Aim. Restate the full set of records exactly, without adding or dropping a word.

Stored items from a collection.
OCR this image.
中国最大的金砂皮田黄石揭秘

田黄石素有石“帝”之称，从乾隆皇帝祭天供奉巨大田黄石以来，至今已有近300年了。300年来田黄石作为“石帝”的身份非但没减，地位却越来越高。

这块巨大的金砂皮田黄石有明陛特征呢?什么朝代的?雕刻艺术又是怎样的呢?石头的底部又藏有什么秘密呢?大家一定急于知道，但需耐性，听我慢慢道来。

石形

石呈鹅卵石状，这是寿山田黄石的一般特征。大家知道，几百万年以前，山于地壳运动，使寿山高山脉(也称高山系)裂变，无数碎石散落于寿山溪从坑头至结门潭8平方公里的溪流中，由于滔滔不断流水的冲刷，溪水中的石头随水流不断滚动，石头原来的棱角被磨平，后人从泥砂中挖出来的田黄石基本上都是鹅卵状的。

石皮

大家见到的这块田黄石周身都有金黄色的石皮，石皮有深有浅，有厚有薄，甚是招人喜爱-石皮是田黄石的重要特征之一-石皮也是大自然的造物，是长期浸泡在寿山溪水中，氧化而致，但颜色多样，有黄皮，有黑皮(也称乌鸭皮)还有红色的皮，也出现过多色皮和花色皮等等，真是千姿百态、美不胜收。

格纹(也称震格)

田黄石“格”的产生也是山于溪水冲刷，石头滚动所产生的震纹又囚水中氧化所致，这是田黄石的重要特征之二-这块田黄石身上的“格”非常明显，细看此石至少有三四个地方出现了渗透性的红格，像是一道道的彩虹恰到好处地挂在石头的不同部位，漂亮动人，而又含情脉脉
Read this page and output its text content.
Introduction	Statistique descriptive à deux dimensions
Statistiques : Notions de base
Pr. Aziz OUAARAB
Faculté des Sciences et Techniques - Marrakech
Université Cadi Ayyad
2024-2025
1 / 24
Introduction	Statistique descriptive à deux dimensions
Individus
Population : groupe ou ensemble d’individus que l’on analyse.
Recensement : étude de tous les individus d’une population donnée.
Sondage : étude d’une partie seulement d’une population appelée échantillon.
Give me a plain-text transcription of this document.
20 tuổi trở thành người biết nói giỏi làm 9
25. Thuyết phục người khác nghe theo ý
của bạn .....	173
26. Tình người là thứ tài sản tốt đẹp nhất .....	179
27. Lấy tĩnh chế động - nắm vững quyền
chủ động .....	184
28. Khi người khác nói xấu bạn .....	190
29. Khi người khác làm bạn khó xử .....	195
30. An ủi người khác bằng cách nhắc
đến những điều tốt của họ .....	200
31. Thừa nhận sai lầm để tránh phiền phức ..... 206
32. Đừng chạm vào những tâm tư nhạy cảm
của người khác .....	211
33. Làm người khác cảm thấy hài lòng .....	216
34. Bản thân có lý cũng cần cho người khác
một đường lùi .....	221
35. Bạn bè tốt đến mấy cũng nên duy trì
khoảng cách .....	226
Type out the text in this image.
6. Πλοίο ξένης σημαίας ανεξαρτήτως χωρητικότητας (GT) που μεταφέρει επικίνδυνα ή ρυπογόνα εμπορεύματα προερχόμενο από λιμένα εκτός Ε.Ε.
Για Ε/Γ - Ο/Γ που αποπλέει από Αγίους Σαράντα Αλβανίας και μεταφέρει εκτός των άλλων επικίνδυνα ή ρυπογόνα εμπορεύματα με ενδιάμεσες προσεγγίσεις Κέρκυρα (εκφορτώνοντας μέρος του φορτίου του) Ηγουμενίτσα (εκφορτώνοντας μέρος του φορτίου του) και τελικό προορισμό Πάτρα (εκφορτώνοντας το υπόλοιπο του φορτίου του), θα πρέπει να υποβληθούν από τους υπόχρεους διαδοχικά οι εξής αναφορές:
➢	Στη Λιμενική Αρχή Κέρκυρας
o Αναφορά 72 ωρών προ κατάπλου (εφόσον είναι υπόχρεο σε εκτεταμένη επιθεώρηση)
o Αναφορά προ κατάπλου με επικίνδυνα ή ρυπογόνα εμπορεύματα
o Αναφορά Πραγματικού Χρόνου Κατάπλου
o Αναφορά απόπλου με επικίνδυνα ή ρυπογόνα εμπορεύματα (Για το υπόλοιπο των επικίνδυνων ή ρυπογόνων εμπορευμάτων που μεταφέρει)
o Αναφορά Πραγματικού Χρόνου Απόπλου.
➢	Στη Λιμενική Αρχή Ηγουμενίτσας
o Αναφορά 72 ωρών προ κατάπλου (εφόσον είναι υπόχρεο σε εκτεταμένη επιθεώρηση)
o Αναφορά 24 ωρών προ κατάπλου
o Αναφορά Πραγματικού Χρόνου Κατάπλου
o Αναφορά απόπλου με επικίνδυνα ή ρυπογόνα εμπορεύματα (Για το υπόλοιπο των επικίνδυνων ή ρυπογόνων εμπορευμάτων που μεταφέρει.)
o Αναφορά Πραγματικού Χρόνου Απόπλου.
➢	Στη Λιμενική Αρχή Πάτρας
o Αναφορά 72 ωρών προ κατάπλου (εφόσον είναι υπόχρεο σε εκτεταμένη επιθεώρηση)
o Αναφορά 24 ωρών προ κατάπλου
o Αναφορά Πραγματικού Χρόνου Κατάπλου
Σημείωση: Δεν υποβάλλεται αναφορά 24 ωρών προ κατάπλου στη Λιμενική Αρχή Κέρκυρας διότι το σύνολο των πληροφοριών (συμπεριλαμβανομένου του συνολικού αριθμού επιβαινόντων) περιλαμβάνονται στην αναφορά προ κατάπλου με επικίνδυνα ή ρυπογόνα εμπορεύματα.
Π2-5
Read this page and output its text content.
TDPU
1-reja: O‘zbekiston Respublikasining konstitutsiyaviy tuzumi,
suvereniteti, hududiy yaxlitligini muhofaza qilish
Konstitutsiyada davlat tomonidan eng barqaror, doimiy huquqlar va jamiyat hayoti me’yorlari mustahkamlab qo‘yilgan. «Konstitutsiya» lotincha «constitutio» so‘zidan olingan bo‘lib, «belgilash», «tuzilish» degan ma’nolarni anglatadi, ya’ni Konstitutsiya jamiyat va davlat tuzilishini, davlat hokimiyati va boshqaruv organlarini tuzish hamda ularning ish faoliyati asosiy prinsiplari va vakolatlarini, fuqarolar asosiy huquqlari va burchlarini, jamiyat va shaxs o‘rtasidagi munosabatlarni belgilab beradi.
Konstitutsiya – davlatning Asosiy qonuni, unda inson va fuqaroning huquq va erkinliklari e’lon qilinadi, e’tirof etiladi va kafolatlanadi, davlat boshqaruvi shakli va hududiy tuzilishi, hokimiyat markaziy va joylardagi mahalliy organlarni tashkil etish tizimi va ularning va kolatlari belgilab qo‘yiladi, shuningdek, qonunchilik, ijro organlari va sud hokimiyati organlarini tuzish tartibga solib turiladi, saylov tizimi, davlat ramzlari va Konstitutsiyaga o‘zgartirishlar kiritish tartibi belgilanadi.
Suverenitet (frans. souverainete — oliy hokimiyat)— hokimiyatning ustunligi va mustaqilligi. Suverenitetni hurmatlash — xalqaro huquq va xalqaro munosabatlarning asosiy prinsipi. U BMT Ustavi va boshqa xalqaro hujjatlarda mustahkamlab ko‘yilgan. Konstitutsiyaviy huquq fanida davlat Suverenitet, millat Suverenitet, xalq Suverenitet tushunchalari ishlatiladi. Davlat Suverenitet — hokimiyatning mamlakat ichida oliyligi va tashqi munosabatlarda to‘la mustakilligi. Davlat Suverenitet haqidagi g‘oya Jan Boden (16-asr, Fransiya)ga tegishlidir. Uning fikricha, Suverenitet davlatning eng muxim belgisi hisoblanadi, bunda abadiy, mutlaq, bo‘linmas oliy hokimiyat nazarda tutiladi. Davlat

Result of the task.
OCR this image.
中国最大的金砂皮田黄石揭秘

田黄石素有石“帝”之称，从乾隆皇帝祭天供奉巨大田黄石以来，至今已有近300年了。300年来田黄石作为“石帝”的身份非但没减，地位却越来越高。

这块巨大的金砂皮田黄石有明陛特征呢?什么朝代的?雕刻艺术又是怎样的呢?石头的底部又藏有什么秘密呢?大家一定急于知道，但需耐性，听我慢慢道来。

石形

石呈鹅卵石状，这是寿山田黄石的一般特征。大家知道，几百万年以前，山于地壳运动，使寿山高山脉(也称高山系)裂变，无数碎石散落于寿山溪从坑头至结门潭8平方公里的溪流中，由于滔滔不断流水的冲刷，溪水中的石头随水流不断滚动，石头原来的棱角被磨平，后人从泥砂中挖出来的田黄石基本上都是鹅卵状的。

石皮

大家见到的这块田黄石周身都有金黄色的石皮，石皮有深有浅，有厚有薄，甚是招人喜爱-石皮是田黄石的重要特征之一-石皮也是大自然的造物，是长期浸泡在寿山溪水中，氧化而致，但颜色多样，有黄皮，有黑皮(也称乌鸭皮)还有红色的皮，也出现过多色皮和花色皮等等，真是千姿百态、美不胜收。

格纹(也称震格)

田黄石“格”的产生也是山于溪水冲刷，石头滚动所产生的震纹又囚水中氧化所致，这是田黄石的重要特征之二-这块田黄石身上的“格”非常明显，细看此石至少有三四个地方出现了渗透性的红格，像是一道道的彩虹恰到好处地挂在石头的不同部位，漂亮动人，而又含情脉脉
Read this page and output its text content.
Introduction	Statistique descriptive à deux dimensions
Statistiques : Notions de base
Pr. Aziz OUAARAB
Faculté des Sciences et Techniques - Marrakech
Université Cadi Ayyad
2024-2025
1 / 24
Introduction	Statistique descriptive à deux dimensions
Individus
Population : groupe ou ensemble d’individus que l’on analyse.
Recensement : étude de tous les individus d’une population donnée.
Sondage : étude d’une partie seulement d’une population appelée échantillon.
Give me a plain-text transcription of this document.
20 tuổi trở thành người biết nói giỏi làm 9
25. Thuyết phục người khác nghe theo ý
của bạn .....	173
26. Tình người là thứ tài sản tốt đẹp nhất .....	179
27. Lấy tĩnh chế động - nắm vững quyền
chủ động .....	184
28. Khi người khác nói xấu bạn .....	190
29. Khi người khác làm bạn khó xử .....	195
30. An ủi người khác bằng cách nhắc
đến những điều tốt của họ .....	200
31. Thừa nhận sai lầm để tránh phiền phức ..... 206
32. Đừng chạm vào những tâm tư nhạy cảm
của người khác .....	211
33. Làm người khác cảm thấy hài lòng .....	216
34. Bản thân có lý cũng cần cho người khác
một đường lùi .....	221
35. Bạn bè tốt đến mấy cũng nên duy trì
khoảng cách .....	226
Type out the text in this image.
6. Πλοίο ξένης σημαίας ανεξαρτήτως χωρητικότητας (GT) που μεταφέρει επικίνδυνα ή ρυπογόνα εμπορεύματα προερχόμενο από λιμένα εκτός Ε.Ε.
Για Ε/Γ - Ο/Γ που αποπλέει από Αγίους Σαράντα Αλβανίας και μεταφέρει εκτός των άλλων επικίνδυνα ή ρυπογόνα εμπορεύματα με ενδιάμεσες προσεγγίσεις Κέρκυρα (εκφορτώνοντας μέρος του φορτίου του) Ηγουμενίτσα (εκφορτώνοντας μέρος του φορτίου του) και τελικό προορισμό Πάτρα (εκφορτώνοντας το υπόλοιπο του φορτίου του), θα πρέπει να υποβληθούν από τους υπόχρεους διαδοχικά οι εξής αναφορές:
➢	Στη Λιμενική Αρχή Κέρκυρας
o Αναφορά 72 ωρών προ κατάπλου (εφόσον είναι υπόχρεο σε εκτεταμένη επιθεώρηση)
o Αναφορά προ κατάπλου με επικίνδυνα ή ρυπογόνα εμπορεύματα
o Αναφορά Πραγματικού Χρόνου Κατάπλου
o Αναφορά απόπλου με επικίνδυνα ή ρυπογόνα εμπορεύματα (Για το υπόλοιπο των επικίνδυνων ή ρυπογόνων εμπορευμάτων που μεταφέρει)
o Αναφορά Πραγματικού Χρόνου Απόπλου.
➢	Στη Λιμενική Αρχή Ηγουμενίτσας
o Αναφορά 72 ωρών προ κατάπλου (εφόσον είναι υπόχρεο σε εκτεταμένη επιθεώρηση)
o Αναφορά 24 ωρών προ κατάπλου
o Αναφορά Πραγματικού Χρόνου Κατάπλου
o Αναφορά απόπλου με επικίνδυνα ή ρυπογόνα εμπορεύματα (Για το υπόλοιπο των επικίνδυνων ή ρυπογόνων εμπορευμάτων που μεταφέρει.)
o Αναφορά Πραγματικού Χρόνου Απόπλου.
➢	Στη Λιμενική Αρχή Πάτρας
o Αναφορά 72 ωρών προ κατάπλου (εφόσον είναι υπόχρεο σε εκτεταμένη επιθεώρηση)
o Αναφορά 24 ωρών προ κατάπλου
o Αναφορά Πραγματικού Χρόνου Κατάπλου
Σημείωση: Δεν υποβάλλεται αναφορά 24 ωρών προ κατάπλου στη Λιμενική Αρχή Κέρκυρας διότι το σύνολο των πληροφοριών (συμπεριλαμβανομένου του συνολικού αριθμού επιβαινόντων) περιλαμβάνονται στην αναφορά προ κατάπλου με επικίνδυνα ή ρυπογόνα εμπορεύματα.
Π2-5
Read this page and output its text content.
TDPU
1-reja: O‘zbekiston Respublikasining konstitutsiyaviy tuzumi,
suvereniteti, hududiy yaxlitligini muhofaza qilish
Konstitutsiyada davlat tomonidan eng barqaror, doimiy huquqlar va jamiyat hayoti me’yorlari mustahkamlab qo‘yilgan. «Konstitutsiya» lotincha «constitutio» so‘zidan olingan bo‘lib, «belgilash», «tuzilish» degan ma’nolarni anglatadi, ya’ni Konstitutsiya jamiyat va davlat tuzilishini, davlat hokimiyati va boshqaruv organlarini tuzish hamda ularning ish faoliyati asosiy prinsiplari va vakolatlarini, fuqarolar asosiy huquqlari va burchlarini, jamiyat va shaxs o‘rtasidagi munosabatlarni belgilab beradi.
Konstitutsiya – davlatning Asosiy qonuni, unda inson va fuqaroning huquq va erkinliklari e’lon qilinadi, e’tirof etiladi va kafolatlanadi, davlat boshqaruvi shakli va hududiy tuzilishi, hokimiyat markaziy va joylardagi mahalliy organlarni tashkil etish tizimi va ularning va kolatlari belgilab qo‘yiladi, shuningdek, qonunchilik, ijro organlari va sud hokimiyati organlarini tuzish tartibga solib turiladi, saylov tizimi, davlat ramzlari va Konstitutsiyaga o‘zgartirishlar kiritish tartibi belgilanadi.
Suverenitet (frans. souverainete — oliy hokimiyat)— hokimiyatning ustunligi va mustaqilligi. Suverenitetni hurmatlash — xalqaro huquq va xalqaro munosabatlarning asosiy prinsipi. U BMT Ustavi va boshqa xalqaro hujjatlarda mustahkamlab ko‘yilgan. Konstitutsiyaviy huquq fanida davlat Suverenitet, millat Suverenitet, xalq Suverenitet tushunchalari ishlatiladi. Davlat Suverenitet — hokimiyatning mamlakat ichida oliyligi va tashqi munosabatlarda to‘la mustakilligi. Davlat Suverenitet haqidagi g‘oya Jan Boden (16-asr, Fransiya)ga tegishlidir. Uning fikricha, Suverenitet davlatning eng muxim belgisi hisoblanadi, bunda abadiy, mutlaq, bo‘linmas oliy hokimiyat nazarda tutiladi. Davlat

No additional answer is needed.